■ **Exercise brief**
Go through the entries and transcribe each one exactly, dropping the pictures.

•••

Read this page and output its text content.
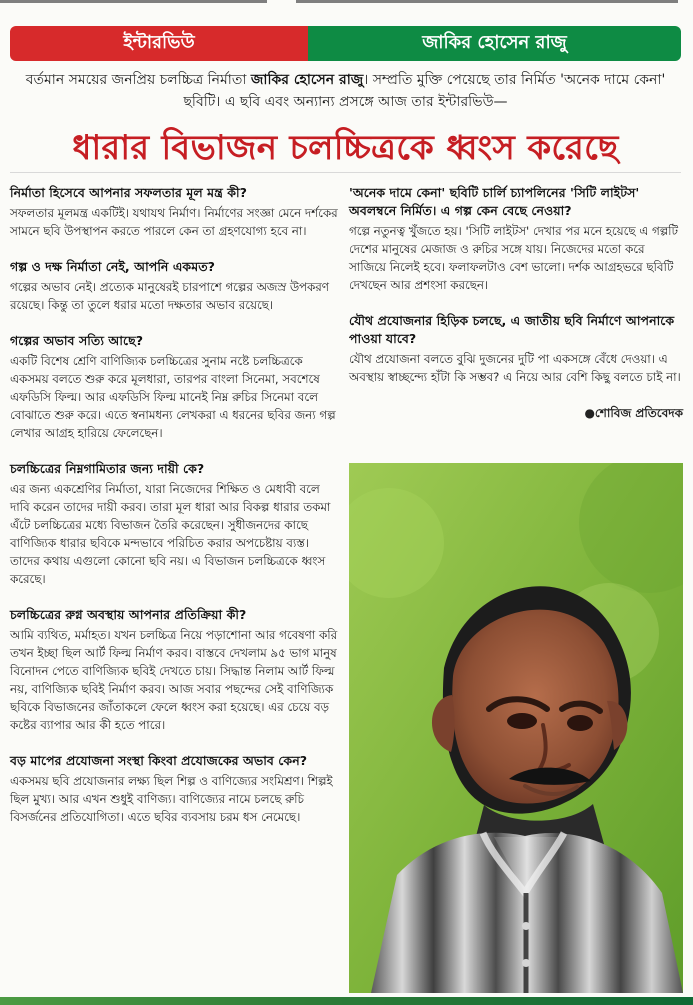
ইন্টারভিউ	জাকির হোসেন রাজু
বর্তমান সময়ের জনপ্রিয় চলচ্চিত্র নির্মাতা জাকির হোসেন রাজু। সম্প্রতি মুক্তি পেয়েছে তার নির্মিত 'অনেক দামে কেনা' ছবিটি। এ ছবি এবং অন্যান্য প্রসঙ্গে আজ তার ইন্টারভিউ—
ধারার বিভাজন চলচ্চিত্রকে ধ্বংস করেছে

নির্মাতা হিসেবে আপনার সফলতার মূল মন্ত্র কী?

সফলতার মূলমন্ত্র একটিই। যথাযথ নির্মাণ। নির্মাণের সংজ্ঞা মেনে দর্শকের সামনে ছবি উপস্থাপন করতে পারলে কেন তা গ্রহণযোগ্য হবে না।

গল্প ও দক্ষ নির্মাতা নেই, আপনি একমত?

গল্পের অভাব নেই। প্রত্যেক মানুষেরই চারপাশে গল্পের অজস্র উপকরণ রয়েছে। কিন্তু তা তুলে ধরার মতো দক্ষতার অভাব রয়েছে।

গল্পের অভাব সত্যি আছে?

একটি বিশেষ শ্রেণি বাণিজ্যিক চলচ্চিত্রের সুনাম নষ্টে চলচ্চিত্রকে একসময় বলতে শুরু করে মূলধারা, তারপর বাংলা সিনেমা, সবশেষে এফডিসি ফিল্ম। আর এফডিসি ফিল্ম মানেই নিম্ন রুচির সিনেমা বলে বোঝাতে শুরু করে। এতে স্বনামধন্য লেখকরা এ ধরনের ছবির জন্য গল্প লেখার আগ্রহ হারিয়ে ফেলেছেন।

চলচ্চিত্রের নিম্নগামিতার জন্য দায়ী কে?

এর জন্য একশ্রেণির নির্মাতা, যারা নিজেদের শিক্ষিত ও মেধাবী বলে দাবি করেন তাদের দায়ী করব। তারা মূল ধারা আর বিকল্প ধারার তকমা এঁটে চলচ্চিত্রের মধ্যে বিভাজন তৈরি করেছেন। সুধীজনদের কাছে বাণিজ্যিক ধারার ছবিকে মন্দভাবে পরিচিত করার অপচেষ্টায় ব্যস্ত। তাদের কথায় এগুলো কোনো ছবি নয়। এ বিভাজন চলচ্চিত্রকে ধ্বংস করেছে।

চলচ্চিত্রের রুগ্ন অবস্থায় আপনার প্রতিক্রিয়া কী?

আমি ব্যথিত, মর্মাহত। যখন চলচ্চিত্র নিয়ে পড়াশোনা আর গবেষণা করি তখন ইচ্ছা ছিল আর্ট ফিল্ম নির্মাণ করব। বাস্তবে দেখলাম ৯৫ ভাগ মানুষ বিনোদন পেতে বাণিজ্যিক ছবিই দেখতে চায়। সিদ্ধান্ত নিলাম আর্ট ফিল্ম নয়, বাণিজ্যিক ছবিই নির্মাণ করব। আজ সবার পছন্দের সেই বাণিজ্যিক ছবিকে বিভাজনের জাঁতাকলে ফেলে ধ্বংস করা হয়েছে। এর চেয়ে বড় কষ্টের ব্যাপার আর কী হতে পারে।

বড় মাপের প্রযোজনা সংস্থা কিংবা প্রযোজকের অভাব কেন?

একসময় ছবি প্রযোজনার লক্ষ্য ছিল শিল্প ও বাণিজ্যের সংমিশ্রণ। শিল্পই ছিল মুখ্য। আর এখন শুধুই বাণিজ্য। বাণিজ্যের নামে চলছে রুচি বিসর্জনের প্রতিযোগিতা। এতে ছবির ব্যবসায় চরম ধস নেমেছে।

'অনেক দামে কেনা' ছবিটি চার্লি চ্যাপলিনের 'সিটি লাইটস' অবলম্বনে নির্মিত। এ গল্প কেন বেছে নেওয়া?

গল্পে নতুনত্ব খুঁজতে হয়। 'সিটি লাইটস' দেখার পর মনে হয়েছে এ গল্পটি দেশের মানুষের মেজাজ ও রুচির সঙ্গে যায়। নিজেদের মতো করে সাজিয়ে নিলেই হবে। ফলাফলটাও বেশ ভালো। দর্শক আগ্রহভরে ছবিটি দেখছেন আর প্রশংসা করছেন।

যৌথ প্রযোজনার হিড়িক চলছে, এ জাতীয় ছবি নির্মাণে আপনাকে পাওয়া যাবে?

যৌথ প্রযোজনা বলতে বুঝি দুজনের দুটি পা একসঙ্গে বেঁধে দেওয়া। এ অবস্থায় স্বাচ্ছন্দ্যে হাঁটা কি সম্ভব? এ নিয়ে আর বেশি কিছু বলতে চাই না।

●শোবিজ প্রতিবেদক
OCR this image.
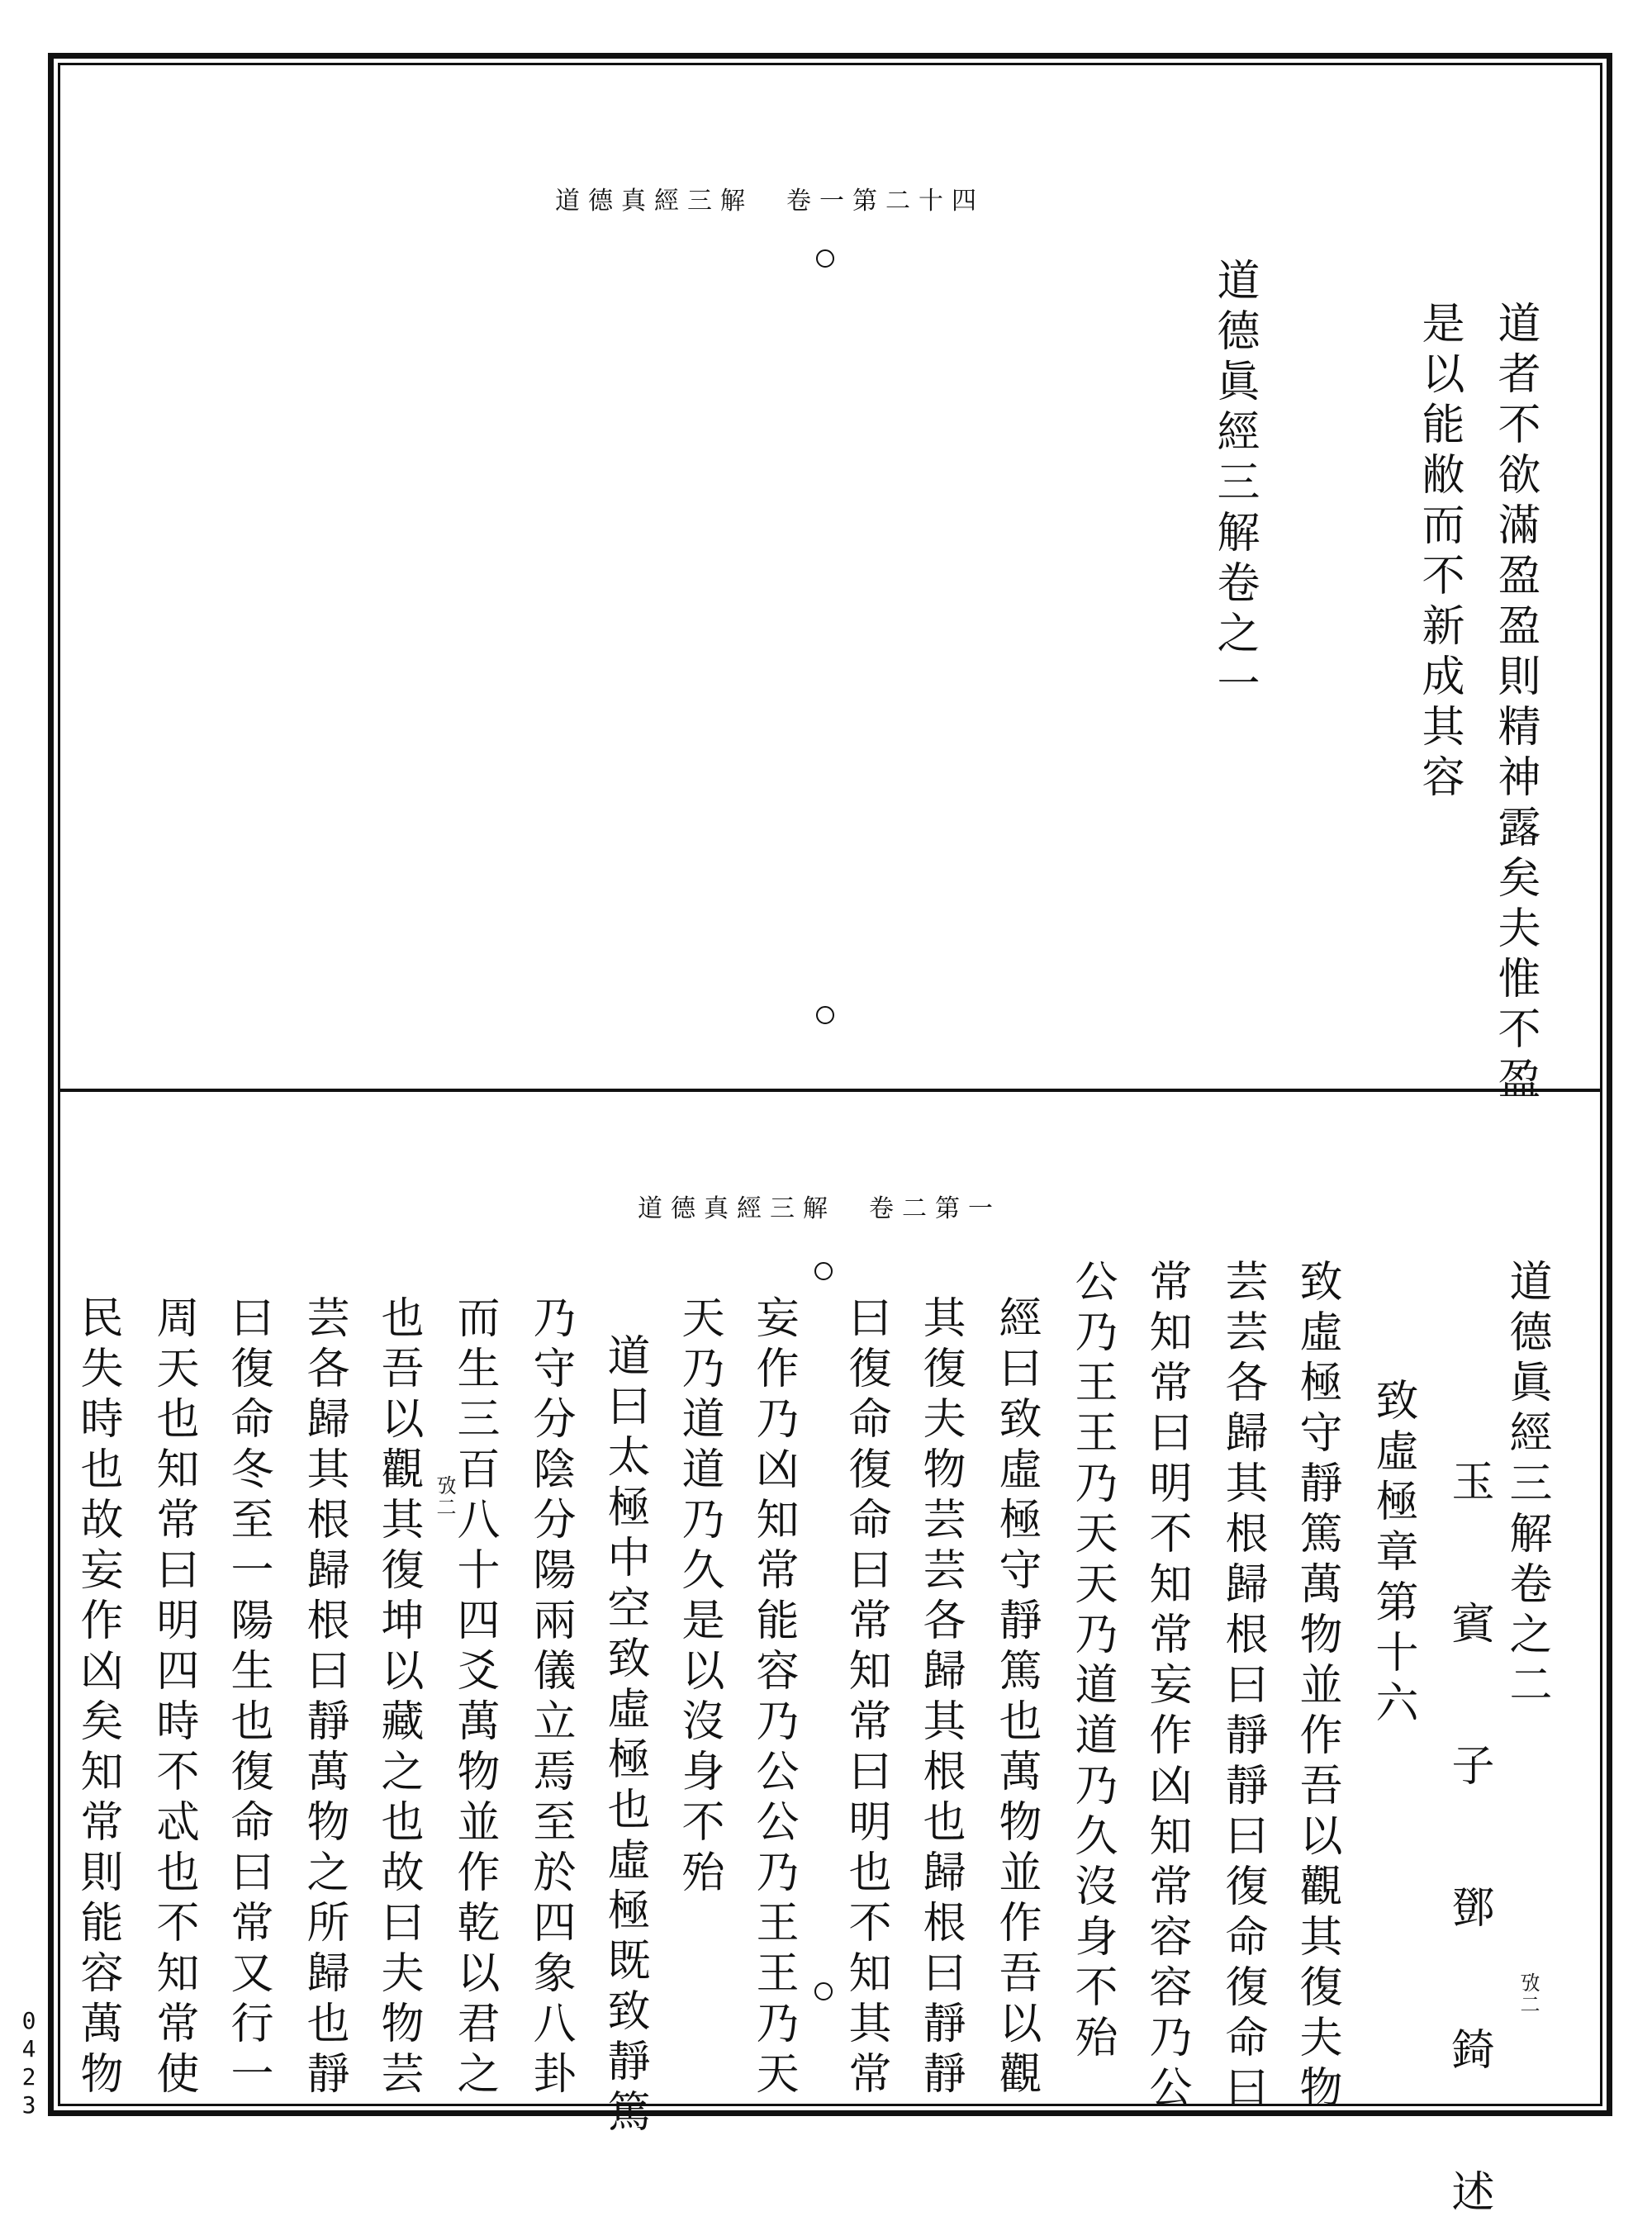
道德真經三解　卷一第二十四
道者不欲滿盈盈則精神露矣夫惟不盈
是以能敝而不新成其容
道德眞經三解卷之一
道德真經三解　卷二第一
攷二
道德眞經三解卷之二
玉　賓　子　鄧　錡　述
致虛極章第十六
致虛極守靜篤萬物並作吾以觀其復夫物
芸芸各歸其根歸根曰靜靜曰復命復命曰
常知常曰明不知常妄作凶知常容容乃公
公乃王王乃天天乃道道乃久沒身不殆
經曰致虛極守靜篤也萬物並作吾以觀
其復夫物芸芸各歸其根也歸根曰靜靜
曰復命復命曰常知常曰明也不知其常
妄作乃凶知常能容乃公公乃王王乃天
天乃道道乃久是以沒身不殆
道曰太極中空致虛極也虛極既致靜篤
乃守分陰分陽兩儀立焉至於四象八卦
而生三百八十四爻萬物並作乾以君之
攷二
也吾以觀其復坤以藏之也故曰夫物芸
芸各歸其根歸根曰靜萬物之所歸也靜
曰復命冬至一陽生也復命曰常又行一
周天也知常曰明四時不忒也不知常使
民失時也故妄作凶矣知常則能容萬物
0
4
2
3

•••

■ **Reply**
Read this page and output its text content.
ইন্টারভিউ	জাকির হোসেন রাজু
বর্তমান সময়ের জনপ্রিয় চলচ্চিত্র নির্মাতা জাকির হোসেন রাজু। সম্প্রতি মুক্তি পেয়েছে তার নির্মিত 'অনেক দামে কেনা' ছবিটি। এ ছবি এবং অন্যান্য প্রসঙ্গে আজ তার ইন্টারভিউ—
ধারার বিভাজন চলচ্চিত্রকে ধ্বংস করেছে

নির্মাতা হিসেবে আপনার সফলতার মূল মন্ত্র কী?

সফলতার মূলমন্ত্র একটিই। যথাযথ নির্মাণ। নির্মাণের সংজ্ঞা মেনে দর্শকের সামনে ছবি উপস্থাপন করতে পারলে কেন তা গ্রহণযোগ্য হবে না।

গল্প ও দক্ষ নির্মাতা নেই, আপনি একমত?

গল্পের অভাব নেই। প্রত্যেক মানুষেরই চারপাশে গল্পের অজস্র উপকরণ রয়েছে। কিন্তু তা তুলে ধরার মতো দক্ষতার অভাব রয়েছে।

গল্পের অভাব সত্যি আছে?

একটি বিশেষ শ্রেণি বাণিজ্যিক চলচ্চিত্রের সুনাম নষ্টে চলচ্চিত্রকে একসময় বলতে শুরু করে মূলধারা, তারপর বাংলা সিনেমা, সবশেষে এফডিসি ফিল্ম। আর এফডিসি ফিল্ম মানেই নিম্ন রুচির সিনেমা বলে বোঝাতে শুরু করে। এতে স্বনামধন্য লেখকরা এ ধরনের ছবির জন্য গল্প লেখার আগ্রহ হারিয়ে ফেলেছেন।

চলচ্চিত্রের নিম্নগামিতার জন্য দায়ী কে?

এর জন্য একশ্রেণির নির্মাতা, যারা নিজেদের শিক্ষিত ও মেধাবী বলে দাবি করেন তাদের দায়ী করব। তারা মূল ধারা আর বিকল্প ধারার তকমা এঁটে চলচ্চিত্রের মধ্যে বিভাজন তৈরি করেছেন। সুধীজনদের কাছে বাণিজ্যিক ধারার ছবিকে মন্দভাবে পরিচিত করার অপচেষ্টায় ব্যস্ত। তাদের কথায় এগুলো কোনো ছবি নয়। এ বিভাজন চলচ্চিত্রকে ধ্বংস করেছে।

চলচ্চিত্রের রুগ্ন অবস্থায় আপনার প্রতিক্রিয়া কী?

আমি ব্যথিত, মর্মাহত। যখন চলচ্চিত্র নিয়ে পড়াশোনা আর গবেষণা করি তখন ইচ্ছা ছিল আর্ট ফিল্ম নির্মাণ করব। বাস্তবে দেখলাম ৯৫ ভাগ মানুষ বিনোদন পেতে বাণিজ্যিক ছবিই দেখতে চায়। সিদ্ধান্ত নিলাম আর্ট ফিল্ম নয়, বাণিজ্যিক ছবিই নির্মাণ করব। আজ সবার পছন্দের সেই বাণিজ্যিক ছবিকে বিভাজনের জাঁতাকলে ফেলে ধ্বংস করা হয়েছে। এর চেয়ে বড় কষ্টের ব্যাপার আর কী হতে পারে।

বড় মাপের প্রযোজনা সংস্থা কিংবা প্রযোজকের অভাব কেন?

একসময় ছবি প্রযোজনার লক্ষ্য ছিল শিল্প ও বাণিজ্যের সংমিশ্রণ। শিল্পই ছিল মুখ্য। আর এখন শুধুই বাণিজ্য। বাণিজ্যের নামে চলছে রুচি বিসর্জনের প্রতিযোগিতা। এতে ছবির ব্যবসায় চরম ধস নেমেছে।

'অনেক দামে কেনা' ছবিটি চার্লি চ্যাপলিনের 'সিটি লাইটস' অবলম্বনে নির্মিত। এ গল্প কেন বেছে নেওয়া?

গল্পে নতুনত্ব খুঁজতে হয়। 'সিটি লাইটস' দেখার পর মনে হয়েছে এ গল্পটি দেশের মানুষের মেজাজ ও রুচির সঙ্গে যায়। নিজেদের মতো করে সাজিয়ে নিলেই হবে। ফলাফলটাও বেশ ভালো। দর্শক আগ্রহভরে ছবিটি দেখছেন আর প্রশংসা করছেন।

যৌথ প্রযোজনার হিড়িক চলছে, এ জাতীয় ছবি নির্মাণে আপনাকে পাওয়া যাবে?

যৌথ প্রযোজনা বলতে বুঝি দুজনের দুটি পা একসঙ্গে বেঁধে দেওয়া। এ অবস্থায় স্বাচ্ছন্দ্যে হাঁটা কি সম্ভব? এ নিয়ে আর বেশি কিছু বলতে চাই না।

●শোবিজ প্রতিবেদক
OCR this image.
道德真經三解　卷一第二十四
道者不欲滿盈盈則精神露矣夫惟不盈
是以能敝而不新成其容
道德眞經三解卷之一
道德真經三解　卷二第一
攷二
道德眞經三解卷之二
玉　賓　子　鄧　錡　述
致虛極章第十六
致虛極守靜篤萬物並作吾以觀其復夫物
芸芸各歸其根歸根曰靜靜曰復命復命曰
常知常曰明不知常妄作凶知常容容乃公
公乃王王乃天天乃道道乃久沒身不殆
經曰致虛極守靜篤也萬物並作吾以觀
其復夫物芸芸各歸其根也歸根曰靜靜
曰復命復命曰常知常曰明也不知其常
妄作乃凶知常能容乃公公乃王王乃天
天乃道道乃久是以沒身不殆
道曰太極中空致虛極也虛極既致靜篤
乃守分陰分陽兩儀立焉至於四象八卦
而生三百八十四爻萬物並作乾以君之
攷二
也吾以觀其復坤以藏之也故曰夫物芸
芸各歸其根歸根曰靜萬物之所歸也靜
曰復命冬至一陽生也復命曰常又行一
周天也知常曰明四時不忒也不知常使
民失時也故妄作凶矣知常則能容萬物
0
4
2
3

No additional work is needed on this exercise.